BRIEF. List every line below containing "known".

DATASET RECORDS.
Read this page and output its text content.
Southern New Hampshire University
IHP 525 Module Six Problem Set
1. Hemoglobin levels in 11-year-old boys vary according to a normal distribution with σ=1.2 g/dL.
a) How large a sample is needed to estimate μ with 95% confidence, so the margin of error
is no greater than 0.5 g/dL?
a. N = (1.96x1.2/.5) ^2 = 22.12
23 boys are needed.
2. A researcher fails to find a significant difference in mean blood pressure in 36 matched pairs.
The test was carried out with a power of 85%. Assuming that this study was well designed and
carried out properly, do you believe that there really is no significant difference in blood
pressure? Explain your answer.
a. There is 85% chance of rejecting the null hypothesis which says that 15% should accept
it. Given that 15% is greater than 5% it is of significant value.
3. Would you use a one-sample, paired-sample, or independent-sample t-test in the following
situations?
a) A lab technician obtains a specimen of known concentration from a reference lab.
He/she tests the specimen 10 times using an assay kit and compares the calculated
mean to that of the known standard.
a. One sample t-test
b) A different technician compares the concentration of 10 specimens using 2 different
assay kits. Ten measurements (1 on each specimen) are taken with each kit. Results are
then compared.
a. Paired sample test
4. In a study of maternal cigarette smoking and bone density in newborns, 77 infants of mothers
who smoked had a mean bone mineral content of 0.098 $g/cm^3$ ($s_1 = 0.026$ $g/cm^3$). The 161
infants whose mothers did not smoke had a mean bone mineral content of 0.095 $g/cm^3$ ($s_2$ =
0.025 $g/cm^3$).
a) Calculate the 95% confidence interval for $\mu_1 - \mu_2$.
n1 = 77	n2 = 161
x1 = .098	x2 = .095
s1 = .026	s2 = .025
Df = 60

RESPONSE TO THIS EXERCISE.
a) A lab technician obtains a specimen of known concentration from a reference lab.
mean to that of the known standard.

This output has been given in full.